▸ Written request
Using the data below, determine the number of lines that include the string "silnika". Write only that number.

▸ Data
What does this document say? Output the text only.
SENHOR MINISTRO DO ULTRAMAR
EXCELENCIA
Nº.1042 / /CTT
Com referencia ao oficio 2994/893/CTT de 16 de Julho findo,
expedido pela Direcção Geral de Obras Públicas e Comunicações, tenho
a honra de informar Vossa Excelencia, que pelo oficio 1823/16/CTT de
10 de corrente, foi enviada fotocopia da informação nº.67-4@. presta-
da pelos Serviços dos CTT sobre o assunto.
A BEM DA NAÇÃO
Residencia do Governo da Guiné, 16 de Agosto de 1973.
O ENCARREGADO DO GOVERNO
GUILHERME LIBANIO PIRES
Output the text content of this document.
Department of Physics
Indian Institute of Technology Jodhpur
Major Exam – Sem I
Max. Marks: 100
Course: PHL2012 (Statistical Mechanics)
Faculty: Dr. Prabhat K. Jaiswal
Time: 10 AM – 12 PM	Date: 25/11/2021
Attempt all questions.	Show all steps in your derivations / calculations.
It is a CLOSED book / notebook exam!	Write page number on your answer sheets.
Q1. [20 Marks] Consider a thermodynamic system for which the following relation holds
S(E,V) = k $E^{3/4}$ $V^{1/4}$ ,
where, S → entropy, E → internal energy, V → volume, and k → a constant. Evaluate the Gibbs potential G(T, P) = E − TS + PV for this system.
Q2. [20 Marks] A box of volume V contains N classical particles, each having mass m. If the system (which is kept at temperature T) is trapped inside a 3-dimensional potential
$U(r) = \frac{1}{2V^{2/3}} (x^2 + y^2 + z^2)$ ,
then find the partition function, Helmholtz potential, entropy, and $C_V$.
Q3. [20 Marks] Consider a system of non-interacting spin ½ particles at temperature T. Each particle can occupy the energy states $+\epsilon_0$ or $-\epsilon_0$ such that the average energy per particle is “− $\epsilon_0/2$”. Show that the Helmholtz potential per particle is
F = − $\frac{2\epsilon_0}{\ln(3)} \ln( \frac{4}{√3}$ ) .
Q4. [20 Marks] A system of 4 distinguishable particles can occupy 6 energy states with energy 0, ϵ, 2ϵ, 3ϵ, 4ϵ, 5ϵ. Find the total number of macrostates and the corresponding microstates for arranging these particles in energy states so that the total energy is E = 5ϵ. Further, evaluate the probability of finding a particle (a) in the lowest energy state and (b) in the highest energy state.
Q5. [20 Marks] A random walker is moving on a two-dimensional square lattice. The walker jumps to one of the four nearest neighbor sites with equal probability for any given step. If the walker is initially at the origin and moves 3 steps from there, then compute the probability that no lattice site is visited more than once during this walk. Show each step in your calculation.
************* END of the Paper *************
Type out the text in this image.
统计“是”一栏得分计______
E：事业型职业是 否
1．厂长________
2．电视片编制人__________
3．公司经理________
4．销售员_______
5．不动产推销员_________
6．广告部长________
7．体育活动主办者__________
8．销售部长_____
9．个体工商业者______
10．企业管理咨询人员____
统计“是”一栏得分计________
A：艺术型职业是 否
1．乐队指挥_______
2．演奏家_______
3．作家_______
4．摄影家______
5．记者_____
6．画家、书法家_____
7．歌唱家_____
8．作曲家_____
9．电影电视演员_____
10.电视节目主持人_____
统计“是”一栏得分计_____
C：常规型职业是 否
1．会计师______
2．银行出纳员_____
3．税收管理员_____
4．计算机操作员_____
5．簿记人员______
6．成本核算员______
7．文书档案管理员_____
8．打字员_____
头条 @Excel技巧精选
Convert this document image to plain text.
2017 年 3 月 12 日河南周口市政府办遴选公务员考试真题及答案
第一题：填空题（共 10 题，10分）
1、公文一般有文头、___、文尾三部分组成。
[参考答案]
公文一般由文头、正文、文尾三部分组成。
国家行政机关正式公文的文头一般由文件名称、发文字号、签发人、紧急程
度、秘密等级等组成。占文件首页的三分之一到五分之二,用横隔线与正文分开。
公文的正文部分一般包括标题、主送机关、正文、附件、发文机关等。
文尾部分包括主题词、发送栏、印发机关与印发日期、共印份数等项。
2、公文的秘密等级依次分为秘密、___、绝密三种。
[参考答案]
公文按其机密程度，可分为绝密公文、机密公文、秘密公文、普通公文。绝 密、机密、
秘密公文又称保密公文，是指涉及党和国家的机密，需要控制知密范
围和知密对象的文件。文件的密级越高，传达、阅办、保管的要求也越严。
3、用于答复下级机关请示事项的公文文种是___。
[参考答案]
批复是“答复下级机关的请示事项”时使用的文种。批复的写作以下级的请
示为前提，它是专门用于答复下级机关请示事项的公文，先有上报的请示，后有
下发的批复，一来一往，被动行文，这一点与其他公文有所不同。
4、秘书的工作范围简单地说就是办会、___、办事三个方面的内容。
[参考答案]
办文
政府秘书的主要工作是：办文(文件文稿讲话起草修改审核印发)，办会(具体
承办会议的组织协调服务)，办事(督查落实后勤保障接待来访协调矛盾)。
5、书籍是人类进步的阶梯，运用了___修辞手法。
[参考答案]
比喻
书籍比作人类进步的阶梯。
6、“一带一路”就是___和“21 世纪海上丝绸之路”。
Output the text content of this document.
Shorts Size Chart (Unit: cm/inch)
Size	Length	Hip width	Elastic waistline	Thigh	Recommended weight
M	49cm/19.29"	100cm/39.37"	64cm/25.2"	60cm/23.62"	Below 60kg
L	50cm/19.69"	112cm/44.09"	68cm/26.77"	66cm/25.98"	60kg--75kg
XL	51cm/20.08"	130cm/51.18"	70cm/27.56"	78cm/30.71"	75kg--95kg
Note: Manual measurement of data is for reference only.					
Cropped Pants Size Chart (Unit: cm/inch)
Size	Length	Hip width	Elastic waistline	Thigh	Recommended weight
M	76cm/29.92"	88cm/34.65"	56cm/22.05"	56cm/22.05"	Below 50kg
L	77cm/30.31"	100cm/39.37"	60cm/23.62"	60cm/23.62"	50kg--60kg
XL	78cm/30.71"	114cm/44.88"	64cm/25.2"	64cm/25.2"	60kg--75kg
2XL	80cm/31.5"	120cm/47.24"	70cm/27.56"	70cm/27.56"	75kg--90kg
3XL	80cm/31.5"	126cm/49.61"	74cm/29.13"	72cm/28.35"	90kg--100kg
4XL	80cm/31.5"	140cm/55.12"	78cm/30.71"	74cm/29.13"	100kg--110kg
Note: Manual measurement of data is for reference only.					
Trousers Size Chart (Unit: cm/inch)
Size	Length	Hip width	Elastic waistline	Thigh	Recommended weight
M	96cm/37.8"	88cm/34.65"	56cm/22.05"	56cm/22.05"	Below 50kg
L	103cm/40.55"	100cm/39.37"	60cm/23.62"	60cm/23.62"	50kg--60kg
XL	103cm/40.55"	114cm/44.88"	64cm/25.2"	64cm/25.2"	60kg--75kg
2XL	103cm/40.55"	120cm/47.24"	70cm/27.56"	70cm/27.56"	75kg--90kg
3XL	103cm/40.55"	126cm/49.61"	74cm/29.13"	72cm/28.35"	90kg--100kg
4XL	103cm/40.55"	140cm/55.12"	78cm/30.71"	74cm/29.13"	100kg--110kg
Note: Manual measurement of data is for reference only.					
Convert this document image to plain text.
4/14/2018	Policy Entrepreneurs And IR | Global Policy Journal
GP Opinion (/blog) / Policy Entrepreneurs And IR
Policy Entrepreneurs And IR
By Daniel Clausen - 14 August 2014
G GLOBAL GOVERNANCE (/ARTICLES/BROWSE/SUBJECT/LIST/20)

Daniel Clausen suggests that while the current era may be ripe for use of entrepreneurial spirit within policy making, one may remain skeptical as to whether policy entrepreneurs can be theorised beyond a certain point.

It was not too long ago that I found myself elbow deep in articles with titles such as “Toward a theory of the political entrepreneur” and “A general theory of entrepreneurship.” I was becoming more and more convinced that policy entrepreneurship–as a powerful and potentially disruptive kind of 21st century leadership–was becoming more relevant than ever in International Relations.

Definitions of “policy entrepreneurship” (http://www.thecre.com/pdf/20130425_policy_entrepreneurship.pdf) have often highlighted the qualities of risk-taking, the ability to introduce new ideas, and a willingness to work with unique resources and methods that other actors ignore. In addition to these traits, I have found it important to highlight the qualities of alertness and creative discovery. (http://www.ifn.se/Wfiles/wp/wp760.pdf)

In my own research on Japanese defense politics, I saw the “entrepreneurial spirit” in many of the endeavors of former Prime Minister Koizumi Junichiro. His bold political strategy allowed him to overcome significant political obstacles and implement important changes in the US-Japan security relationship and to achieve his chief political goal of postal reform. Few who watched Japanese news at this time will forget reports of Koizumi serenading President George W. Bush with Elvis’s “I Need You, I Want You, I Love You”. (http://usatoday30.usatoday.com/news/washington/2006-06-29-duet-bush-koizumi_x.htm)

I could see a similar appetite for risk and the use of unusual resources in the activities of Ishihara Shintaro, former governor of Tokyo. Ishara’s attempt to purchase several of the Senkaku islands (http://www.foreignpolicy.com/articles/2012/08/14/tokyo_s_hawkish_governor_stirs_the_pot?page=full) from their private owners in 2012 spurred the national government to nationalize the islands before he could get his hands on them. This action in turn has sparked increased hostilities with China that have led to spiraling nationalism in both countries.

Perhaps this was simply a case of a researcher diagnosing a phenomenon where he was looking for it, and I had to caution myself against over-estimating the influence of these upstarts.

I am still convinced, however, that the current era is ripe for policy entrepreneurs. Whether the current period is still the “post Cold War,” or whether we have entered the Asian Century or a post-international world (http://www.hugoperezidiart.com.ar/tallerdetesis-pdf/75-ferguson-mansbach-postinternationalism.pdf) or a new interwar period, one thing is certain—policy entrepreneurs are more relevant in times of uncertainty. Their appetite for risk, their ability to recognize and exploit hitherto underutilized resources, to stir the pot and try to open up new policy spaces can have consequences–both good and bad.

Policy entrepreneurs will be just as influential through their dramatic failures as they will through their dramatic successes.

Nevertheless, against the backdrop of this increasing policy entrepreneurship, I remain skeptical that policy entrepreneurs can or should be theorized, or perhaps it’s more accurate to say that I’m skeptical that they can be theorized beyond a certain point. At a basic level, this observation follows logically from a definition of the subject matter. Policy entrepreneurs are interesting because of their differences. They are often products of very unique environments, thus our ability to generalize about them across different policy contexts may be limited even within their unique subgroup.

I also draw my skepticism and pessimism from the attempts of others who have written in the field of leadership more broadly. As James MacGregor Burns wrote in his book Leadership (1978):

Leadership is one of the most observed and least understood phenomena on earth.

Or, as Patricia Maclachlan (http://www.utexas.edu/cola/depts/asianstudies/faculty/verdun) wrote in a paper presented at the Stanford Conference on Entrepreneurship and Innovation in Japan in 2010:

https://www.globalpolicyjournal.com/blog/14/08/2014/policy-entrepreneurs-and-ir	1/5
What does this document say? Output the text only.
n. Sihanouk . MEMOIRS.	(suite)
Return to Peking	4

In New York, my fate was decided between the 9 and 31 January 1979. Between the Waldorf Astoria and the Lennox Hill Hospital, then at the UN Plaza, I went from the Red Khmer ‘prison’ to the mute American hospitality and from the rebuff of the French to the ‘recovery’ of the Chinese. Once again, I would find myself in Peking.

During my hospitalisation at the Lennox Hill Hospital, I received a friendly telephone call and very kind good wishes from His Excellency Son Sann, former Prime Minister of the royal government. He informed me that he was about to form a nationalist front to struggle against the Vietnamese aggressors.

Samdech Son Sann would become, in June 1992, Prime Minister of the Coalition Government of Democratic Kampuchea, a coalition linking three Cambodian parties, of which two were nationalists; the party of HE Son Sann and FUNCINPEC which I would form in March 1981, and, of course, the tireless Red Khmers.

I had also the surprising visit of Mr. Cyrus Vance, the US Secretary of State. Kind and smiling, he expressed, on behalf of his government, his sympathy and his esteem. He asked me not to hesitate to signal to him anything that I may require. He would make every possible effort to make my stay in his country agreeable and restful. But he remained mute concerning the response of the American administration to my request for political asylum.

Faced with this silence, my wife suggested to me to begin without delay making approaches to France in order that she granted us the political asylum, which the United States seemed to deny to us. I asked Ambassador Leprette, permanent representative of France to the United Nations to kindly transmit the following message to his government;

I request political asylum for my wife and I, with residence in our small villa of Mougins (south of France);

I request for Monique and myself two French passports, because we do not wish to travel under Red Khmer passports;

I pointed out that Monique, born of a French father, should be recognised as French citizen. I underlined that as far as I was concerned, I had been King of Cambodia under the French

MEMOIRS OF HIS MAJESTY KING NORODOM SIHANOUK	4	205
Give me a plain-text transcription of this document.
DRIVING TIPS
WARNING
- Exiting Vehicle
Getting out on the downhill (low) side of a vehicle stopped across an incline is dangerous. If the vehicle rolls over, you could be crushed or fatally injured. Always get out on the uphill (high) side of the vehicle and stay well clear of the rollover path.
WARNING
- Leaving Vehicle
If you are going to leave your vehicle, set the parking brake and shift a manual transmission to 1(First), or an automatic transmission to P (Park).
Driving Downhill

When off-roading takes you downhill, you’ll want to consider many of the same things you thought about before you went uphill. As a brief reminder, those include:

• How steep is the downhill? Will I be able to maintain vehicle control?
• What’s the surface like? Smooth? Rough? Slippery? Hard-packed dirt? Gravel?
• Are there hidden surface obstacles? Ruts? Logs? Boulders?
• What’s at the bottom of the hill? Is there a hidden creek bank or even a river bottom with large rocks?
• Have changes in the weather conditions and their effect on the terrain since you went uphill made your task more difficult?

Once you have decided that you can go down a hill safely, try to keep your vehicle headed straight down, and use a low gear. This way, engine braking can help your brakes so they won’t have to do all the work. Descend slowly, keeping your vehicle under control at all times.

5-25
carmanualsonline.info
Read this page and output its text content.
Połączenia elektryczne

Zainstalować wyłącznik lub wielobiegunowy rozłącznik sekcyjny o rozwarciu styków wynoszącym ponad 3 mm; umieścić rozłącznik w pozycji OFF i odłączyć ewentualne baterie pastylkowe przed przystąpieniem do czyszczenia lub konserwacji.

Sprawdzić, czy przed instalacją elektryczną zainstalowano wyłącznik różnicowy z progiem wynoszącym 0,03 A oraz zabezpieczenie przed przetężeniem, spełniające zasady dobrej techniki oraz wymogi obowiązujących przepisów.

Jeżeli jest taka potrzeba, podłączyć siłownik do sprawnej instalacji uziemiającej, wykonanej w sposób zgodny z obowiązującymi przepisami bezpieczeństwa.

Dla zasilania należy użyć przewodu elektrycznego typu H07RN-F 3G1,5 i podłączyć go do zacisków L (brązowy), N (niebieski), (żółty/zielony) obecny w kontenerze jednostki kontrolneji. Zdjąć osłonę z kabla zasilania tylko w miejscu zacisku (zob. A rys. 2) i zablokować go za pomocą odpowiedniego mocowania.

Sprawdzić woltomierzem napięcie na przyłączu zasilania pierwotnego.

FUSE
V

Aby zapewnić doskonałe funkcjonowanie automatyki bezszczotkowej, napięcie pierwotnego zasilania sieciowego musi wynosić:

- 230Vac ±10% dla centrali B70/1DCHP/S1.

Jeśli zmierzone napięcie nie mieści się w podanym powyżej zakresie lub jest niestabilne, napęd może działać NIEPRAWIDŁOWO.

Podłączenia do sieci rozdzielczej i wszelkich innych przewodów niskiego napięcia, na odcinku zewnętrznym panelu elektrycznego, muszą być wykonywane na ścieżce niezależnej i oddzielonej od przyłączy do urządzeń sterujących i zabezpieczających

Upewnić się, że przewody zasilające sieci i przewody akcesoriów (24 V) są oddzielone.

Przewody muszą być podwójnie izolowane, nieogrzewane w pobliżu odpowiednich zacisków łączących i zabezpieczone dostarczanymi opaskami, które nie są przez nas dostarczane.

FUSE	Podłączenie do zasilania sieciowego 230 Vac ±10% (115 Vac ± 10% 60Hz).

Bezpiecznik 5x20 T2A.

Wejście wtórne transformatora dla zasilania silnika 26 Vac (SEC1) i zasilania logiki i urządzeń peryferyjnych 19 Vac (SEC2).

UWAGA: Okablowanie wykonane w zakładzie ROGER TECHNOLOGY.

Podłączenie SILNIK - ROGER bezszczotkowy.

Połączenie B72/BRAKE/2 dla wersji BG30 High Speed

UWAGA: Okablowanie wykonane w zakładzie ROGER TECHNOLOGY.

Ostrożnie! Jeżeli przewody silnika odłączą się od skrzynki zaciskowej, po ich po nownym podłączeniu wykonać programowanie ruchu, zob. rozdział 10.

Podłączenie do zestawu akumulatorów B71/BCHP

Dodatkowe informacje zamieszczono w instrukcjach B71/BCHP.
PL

▸ The answer
2